> [WRITTEN INSTRUCTION] In the entries that follow, find the word "后面的谓语动词" and report each line it is on.

[Dataset items]
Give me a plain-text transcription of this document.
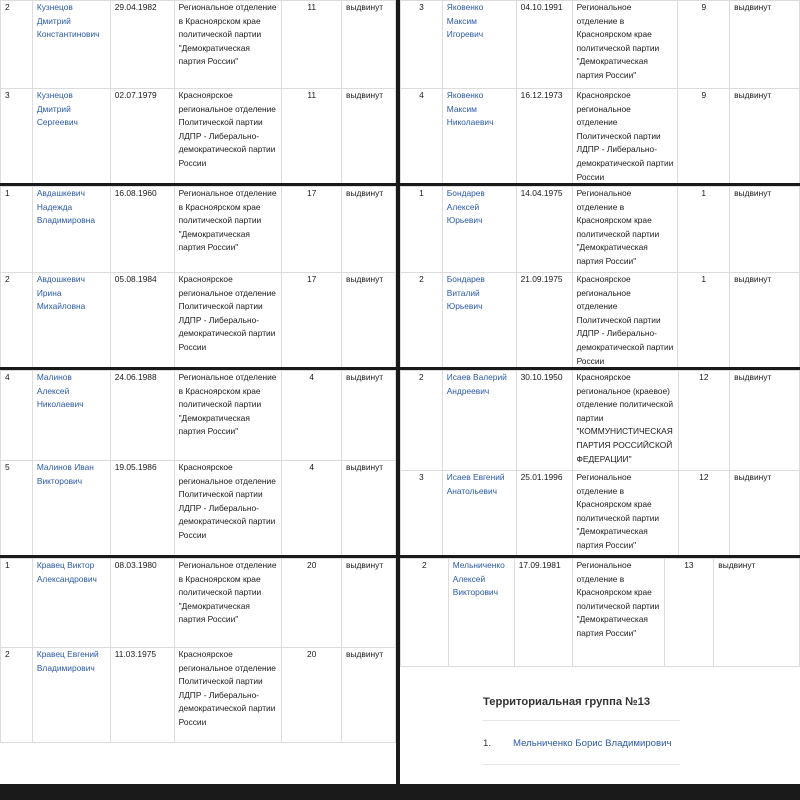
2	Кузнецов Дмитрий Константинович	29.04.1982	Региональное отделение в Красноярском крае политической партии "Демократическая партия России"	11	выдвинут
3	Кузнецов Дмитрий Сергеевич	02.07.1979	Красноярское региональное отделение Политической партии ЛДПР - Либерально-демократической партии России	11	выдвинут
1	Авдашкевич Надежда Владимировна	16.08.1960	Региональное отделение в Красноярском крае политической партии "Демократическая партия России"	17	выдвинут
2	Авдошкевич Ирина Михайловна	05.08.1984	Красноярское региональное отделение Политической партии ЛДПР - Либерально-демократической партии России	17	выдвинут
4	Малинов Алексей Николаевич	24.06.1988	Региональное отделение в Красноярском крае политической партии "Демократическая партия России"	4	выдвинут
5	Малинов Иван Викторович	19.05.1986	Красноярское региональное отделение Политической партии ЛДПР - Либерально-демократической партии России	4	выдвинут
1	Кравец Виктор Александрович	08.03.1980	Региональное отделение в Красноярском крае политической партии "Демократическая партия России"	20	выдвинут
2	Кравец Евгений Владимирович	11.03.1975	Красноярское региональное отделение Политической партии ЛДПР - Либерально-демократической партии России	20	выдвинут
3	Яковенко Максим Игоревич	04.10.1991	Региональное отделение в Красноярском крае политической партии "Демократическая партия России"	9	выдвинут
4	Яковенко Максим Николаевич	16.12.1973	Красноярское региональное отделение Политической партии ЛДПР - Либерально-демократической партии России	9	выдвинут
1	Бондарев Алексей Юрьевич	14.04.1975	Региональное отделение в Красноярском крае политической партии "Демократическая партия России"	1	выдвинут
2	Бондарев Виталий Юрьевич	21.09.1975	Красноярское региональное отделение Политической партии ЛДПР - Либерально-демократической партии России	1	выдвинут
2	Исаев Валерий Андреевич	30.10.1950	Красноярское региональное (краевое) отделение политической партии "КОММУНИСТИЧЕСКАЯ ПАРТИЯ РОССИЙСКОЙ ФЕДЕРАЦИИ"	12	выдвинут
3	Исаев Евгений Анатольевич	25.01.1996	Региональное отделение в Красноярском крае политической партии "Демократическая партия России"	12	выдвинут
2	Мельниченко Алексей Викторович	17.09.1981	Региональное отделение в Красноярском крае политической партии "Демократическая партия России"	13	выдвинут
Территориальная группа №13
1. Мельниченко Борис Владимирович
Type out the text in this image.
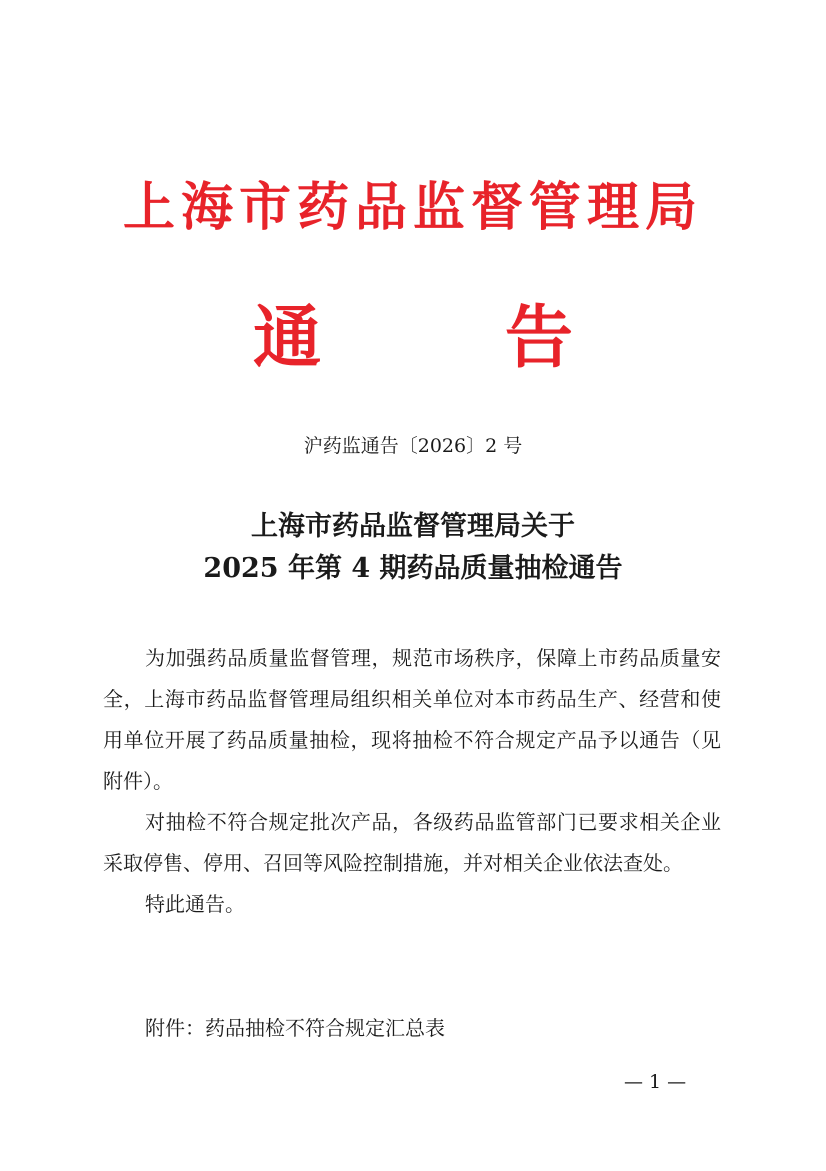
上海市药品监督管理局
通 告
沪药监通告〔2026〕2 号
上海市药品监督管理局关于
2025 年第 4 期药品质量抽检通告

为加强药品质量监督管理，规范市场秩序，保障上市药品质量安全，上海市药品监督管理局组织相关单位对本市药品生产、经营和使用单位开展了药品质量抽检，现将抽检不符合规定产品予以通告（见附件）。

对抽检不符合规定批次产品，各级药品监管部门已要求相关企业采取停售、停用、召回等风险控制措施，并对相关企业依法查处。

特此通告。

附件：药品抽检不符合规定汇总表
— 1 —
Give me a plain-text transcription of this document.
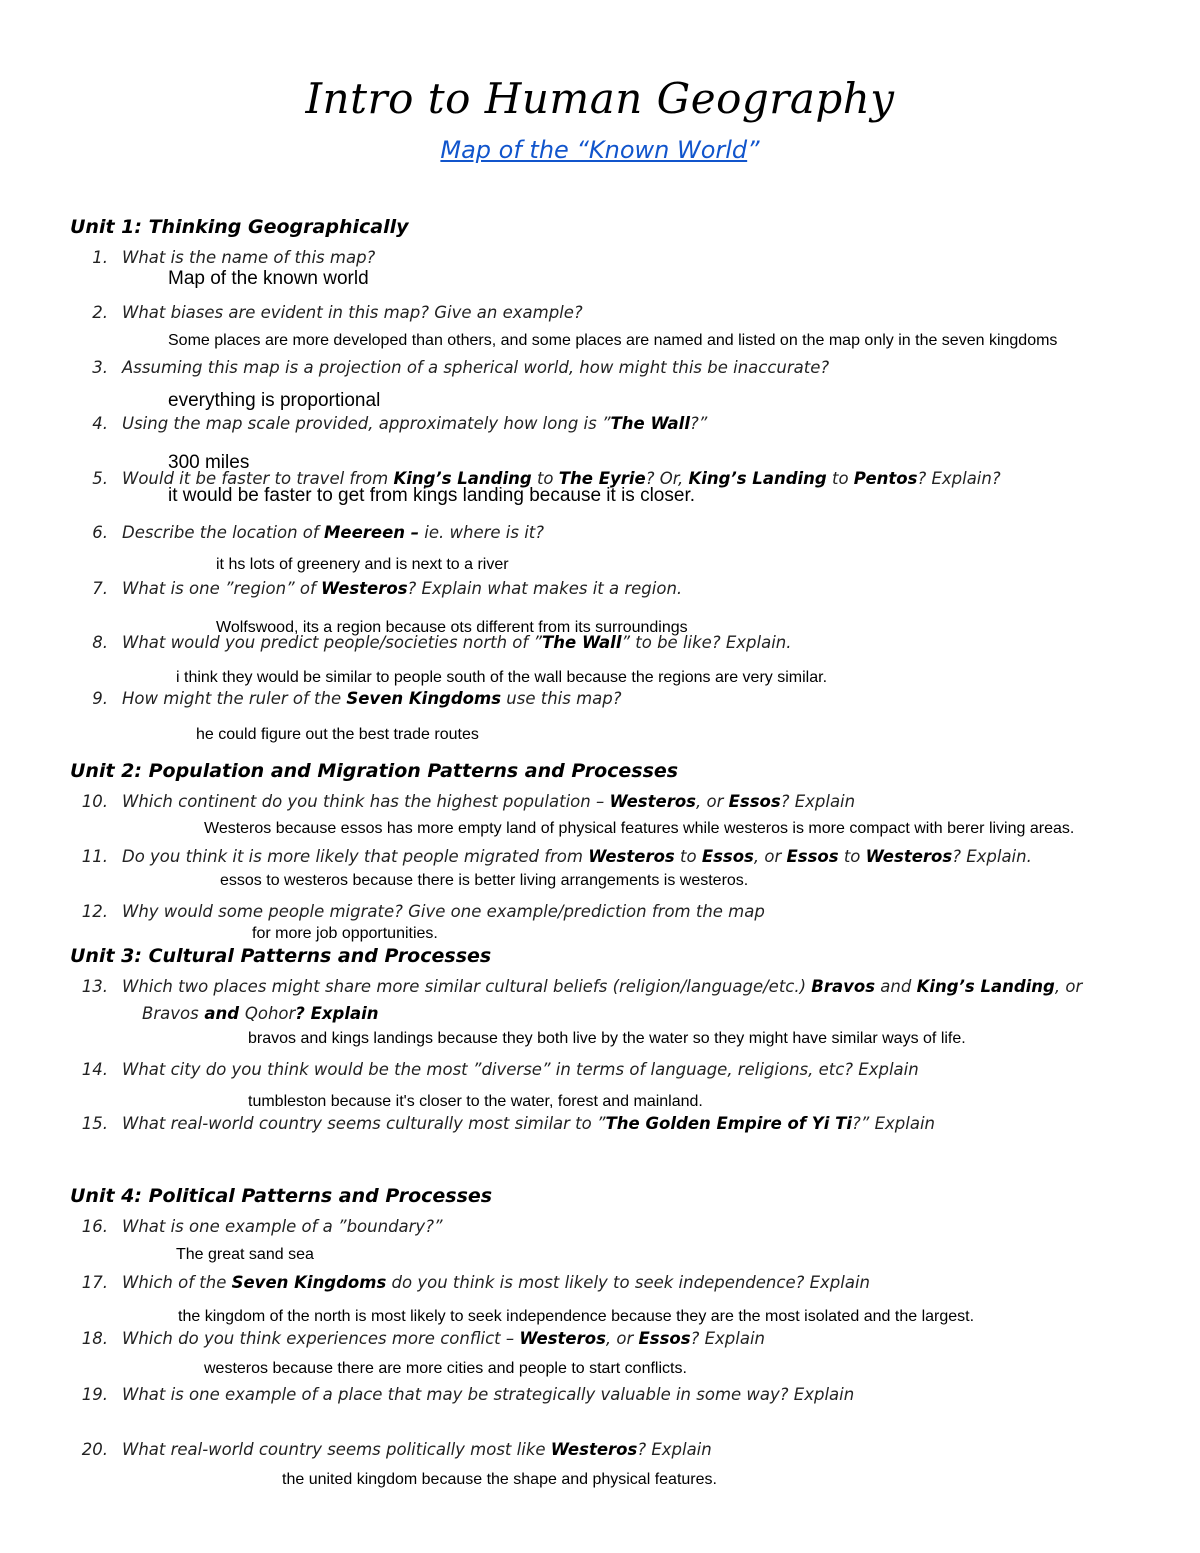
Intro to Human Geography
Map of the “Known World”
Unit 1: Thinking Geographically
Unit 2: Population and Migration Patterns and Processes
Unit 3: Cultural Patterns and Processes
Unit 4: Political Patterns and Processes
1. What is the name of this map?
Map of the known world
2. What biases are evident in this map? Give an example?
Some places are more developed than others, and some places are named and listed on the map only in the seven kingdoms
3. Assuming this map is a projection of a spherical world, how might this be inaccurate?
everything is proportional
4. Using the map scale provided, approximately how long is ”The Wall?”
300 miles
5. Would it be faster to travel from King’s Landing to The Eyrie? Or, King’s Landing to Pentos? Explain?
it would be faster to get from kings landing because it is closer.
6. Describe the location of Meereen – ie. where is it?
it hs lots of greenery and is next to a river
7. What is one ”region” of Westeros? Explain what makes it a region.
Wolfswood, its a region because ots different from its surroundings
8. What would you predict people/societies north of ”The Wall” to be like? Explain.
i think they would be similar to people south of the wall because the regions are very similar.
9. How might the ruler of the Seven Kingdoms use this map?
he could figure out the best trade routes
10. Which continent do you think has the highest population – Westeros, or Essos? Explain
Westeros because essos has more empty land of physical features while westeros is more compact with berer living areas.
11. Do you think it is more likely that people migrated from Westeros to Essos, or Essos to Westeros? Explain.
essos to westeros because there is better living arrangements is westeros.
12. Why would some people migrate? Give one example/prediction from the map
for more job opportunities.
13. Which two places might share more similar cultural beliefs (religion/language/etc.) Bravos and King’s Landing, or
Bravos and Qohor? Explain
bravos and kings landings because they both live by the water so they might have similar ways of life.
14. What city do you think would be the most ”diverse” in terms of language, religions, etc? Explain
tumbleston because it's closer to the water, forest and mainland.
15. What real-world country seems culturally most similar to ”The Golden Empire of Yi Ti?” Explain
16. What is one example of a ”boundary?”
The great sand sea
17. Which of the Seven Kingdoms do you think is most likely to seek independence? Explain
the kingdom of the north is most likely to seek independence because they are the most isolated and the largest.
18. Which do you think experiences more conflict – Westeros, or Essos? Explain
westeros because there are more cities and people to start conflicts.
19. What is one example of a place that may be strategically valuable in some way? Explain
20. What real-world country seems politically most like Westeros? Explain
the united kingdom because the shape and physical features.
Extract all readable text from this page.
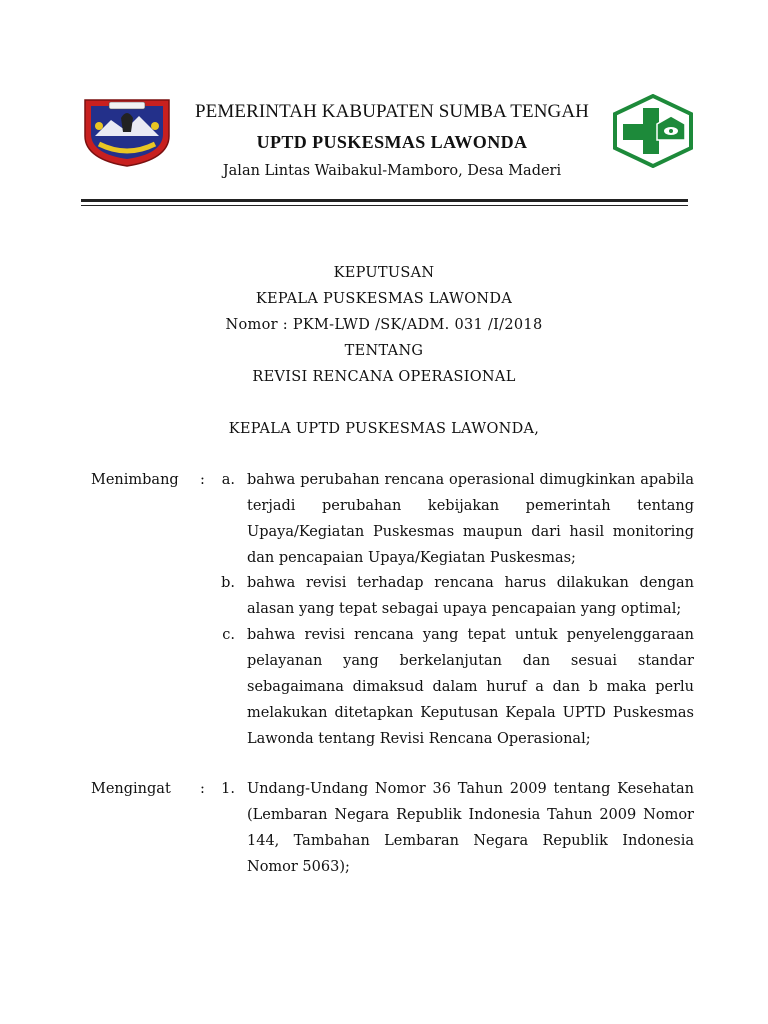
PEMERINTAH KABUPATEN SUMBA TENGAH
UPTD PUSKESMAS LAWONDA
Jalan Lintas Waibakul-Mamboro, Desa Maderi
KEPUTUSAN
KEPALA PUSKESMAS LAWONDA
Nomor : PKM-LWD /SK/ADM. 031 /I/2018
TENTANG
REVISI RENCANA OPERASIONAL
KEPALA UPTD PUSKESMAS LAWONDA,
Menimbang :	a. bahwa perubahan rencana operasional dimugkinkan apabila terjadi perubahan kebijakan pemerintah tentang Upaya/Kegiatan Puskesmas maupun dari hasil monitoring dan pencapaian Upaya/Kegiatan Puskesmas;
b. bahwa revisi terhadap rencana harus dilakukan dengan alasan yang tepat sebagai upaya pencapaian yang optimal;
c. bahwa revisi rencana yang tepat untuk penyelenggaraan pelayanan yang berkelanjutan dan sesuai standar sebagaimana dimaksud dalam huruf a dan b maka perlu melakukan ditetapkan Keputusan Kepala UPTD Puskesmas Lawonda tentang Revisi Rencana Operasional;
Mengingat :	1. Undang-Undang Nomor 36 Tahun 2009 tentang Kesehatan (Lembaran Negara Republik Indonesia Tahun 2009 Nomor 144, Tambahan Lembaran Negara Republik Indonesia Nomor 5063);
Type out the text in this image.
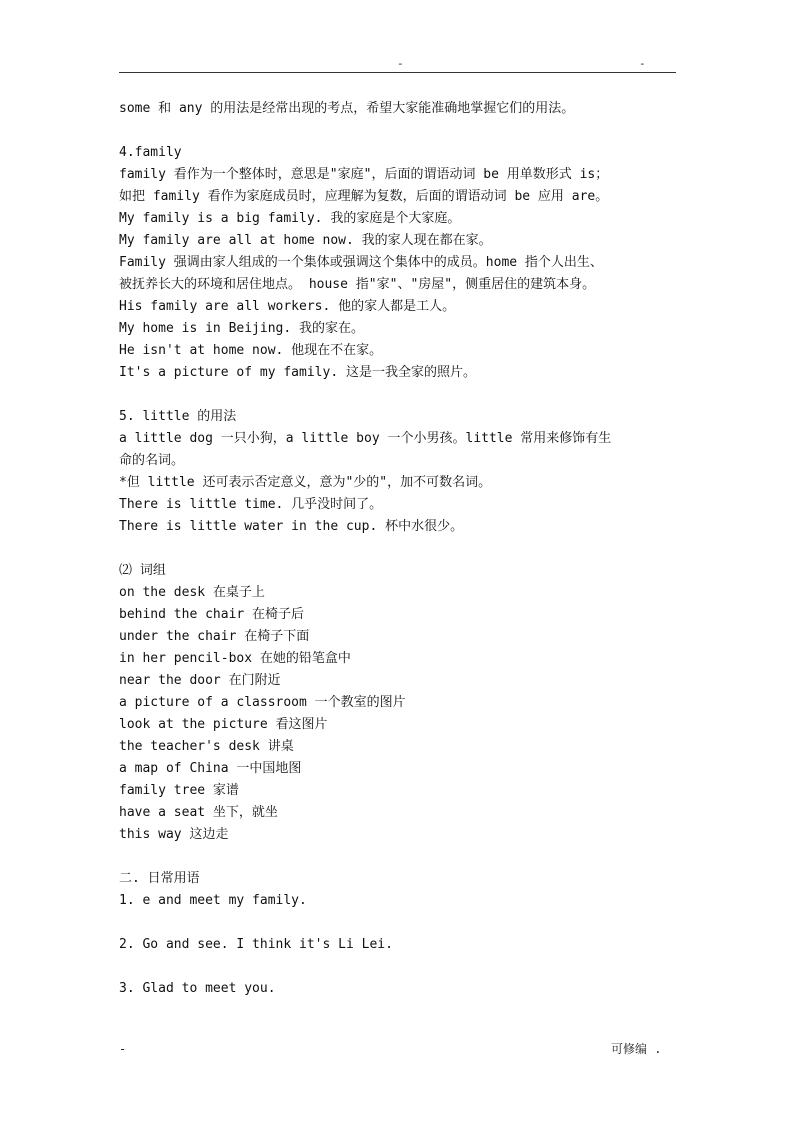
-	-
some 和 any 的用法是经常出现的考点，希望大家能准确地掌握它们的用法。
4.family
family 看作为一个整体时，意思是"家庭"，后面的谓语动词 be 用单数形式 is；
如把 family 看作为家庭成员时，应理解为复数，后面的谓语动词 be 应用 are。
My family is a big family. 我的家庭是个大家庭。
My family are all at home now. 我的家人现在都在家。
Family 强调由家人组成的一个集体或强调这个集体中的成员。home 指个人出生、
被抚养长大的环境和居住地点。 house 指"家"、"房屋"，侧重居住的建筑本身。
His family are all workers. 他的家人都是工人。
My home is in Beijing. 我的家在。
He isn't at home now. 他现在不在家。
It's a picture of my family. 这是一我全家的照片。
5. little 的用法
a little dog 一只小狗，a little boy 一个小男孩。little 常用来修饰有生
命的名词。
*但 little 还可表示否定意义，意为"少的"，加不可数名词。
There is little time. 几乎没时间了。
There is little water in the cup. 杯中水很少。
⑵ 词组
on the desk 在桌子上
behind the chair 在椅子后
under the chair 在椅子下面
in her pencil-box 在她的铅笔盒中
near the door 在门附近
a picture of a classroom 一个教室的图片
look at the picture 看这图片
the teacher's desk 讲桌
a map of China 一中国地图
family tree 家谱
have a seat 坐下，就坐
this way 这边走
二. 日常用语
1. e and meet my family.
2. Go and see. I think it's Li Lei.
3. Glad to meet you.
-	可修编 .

> [THE OUTPUT]
family 看作为一个整体时，意思是"家庭"，后面的谓语动词 be 用单数形式 is；
如把 family 看作为家庭成员时，应理解为复数，后面的谓语动词 be 应用 are。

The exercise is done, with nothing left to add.